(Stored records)
┌──
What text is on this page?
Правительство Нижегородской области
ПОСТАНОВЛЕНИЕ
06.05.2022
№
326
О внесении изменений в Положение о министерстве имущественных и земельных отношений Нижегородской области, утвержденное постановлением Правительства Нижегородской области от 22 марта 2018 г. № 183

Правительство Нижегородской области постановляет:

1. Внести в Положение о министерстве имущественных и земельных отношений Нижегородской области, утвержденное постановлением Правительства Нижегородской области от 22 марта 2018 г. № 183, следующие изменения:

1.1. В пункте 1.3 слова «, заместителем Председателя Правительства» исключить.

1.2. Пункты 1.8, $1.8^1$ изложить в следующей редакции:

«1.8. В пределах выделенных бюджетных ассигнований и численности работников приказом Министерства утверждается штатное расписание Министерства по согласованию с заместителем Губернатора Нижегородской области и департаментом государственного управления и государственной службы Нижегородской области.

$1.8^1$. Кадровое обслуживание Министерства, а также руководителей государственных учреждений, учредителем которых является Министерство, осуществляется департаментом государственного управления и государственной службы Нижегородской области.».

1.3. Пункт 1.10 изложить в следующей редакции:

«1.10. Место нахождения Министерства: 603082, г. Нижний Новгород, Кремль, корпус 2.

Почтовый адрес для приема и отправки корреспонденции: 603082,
└──
▶ [TASK TO COMPLETE]: Only a number is needed: how many lines of the material above contain "имущественных"?

▶ [TASK SOLUTION]: 2